• What to work on: All of the material should be reproduced exactly, with pictures left out.

(Saved entries)
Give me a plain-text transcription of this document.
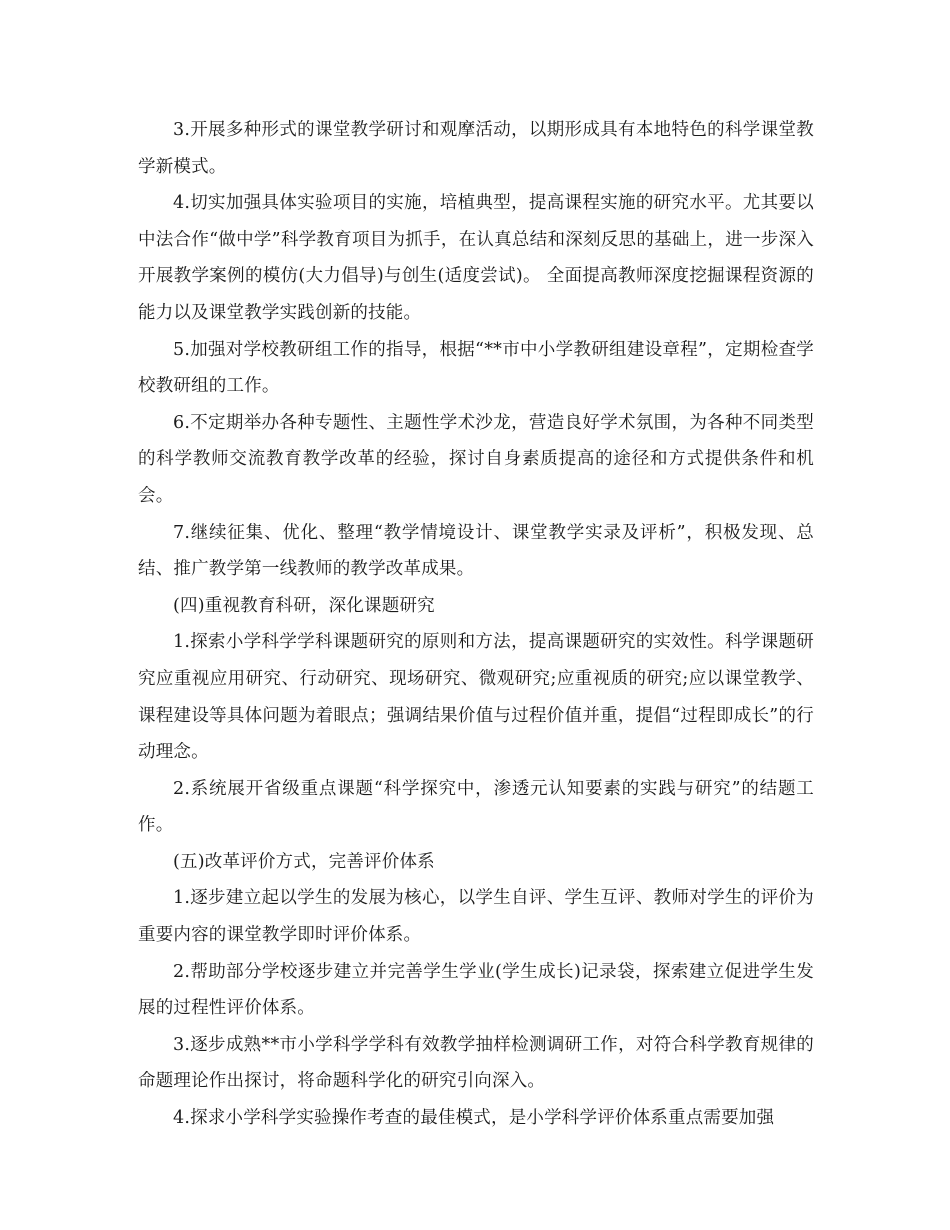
3.开展多种形式的课堂教学研讨和观摩活动，以期形成具有本地特色的科学课堂教学新模式。

4.切实加强具体实验项目的实施，培植典型，提高课程实施的研究水平。尤其要以中法合作“做中学”科学教育项目为抓手，在认真总结和深刻反思的基础上，进一步深入开展教学案例的模仿(大力倡导)与创生(适度尝试)。 全面提高教师深度挖掘课程资源的能力以及课堂教学实践创新的技能。

5.加强对学校教研组工作的指导，根据“**市中小学教研组建设章程”，定期检查学校教研组的工作。

6.不定期举办各种专题性、主题性学术沙龙，营造良好学术氛围，为各种不同类型的科学教师交流教育教学改革的经验，探讨自身素质提高的途径和方式提供条件和机会。

7.继续征集、优化、整理“教学情境设计、课堂教学实录及评析”，积极发现、总结、推广教学第一线教师的教学改革成果。

(四)重视教育科研，深化课题研究

1.探索小学科学学科课题研究的原则和方法，提高课题研究的实效性。科学课题研究应重视应用研究、行动研究、现场研究、微观研究;应重视质的研究;应以课堂教学、课程建设等具体问题为着眼点；强调结果价值与过程价值并重，提倡“过程即成长”的行动理念。

2.系统展开省级重点课题“科学探究中，渗透元认知要素的实践与研究”的结题工作。

(五)改革评价方式，完善评价体系

1.逐步建立起以学生的发展为核心，以学生自评、学生互评、教师对学生的评价为重要内容的课堂教学即时评价体系。

2.帮助部分学校逐步建立并完善学生学业(学生成长)记录袋，探索建立促进学生发展的过程性评价体系。

3.逐步成熟**市小学科学学科有效教学抽样检测调研工作，对符合科学教育规律的命题理论作出探讨，将命题科学化的研究引向深入。

4.探求小学科学实验操作考查的最佳模式，是小学科学评价体系重点需要加强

• Output of the exercise:
Give me a plain-text transcription of this document.
3.开展多种形式的课堂教学研讨和观摩活动，以期形成具有本地特色的科学课堂教学新模式。

4.切实加强具体实验项目的实施，培植典型，提高课程实施的研究水平。尤其要以中法合作“做中学”科学教育项目为抓手，在认真总结和深刻反思的基础上，进一步深入开展教学案例的模仿(大力倡导)与创生(适度尝试)。 全面提高教师深度挖掘课程资源的能力以及课堂教学实践创新的技能。

5.加强对学校教研组工作的指导，根据“**市中小学教研组建设章程”，定期检查学校教研组的工作。

6.不定期举办各种专题性、主题性学术沙龙，营造良好学术氛围，为各种不同类型的科学教师交流教育教学改革的经验，探讨自身素质提高的途径和方式提供条件和机会。

7.继续征集、优化、整理“教学情境设计、课堂教学实录及评析”，积极发现、总结、推广教学第一线教师的教学改革成果。

(四)重视教育科研，深化课题研究

1.探索小学科学学科课题研究的原则和方法，提高课题研究的实效性。科学课题研究应重视应用研究、行动研究、现场研究、微观研究;应重视质的研究;应以课堂教学、课程建设等具体问题为着眼点；强调结果价值与过程价值并重，提倡“过程即成长”的行动理念。

2.系统展开省级重点课题“科学探究中，渗透元认知要素的实践与研究”的结题工作。

(五)改革评价方式，完善评价体系

1.逐步建立起以学生的发展为核心，以学生自评、学生互评、教师对学生的评价为重要内容的课堂教学即时评价体系。

2.帮助部分学校逐步建立并完善学生学业(学生成长)记录袋，探索建立促进学生发展的过程性评价体系。

3.逐步成熟**市小学科学学科有效教学抽样检测调研工作，对符合科学教育规律的命题理论作出探讨，将命题科学化的研究引向深入。

4.探求小学科学实验操作考查的最佳模式，是小学科学评价体系重点需要加强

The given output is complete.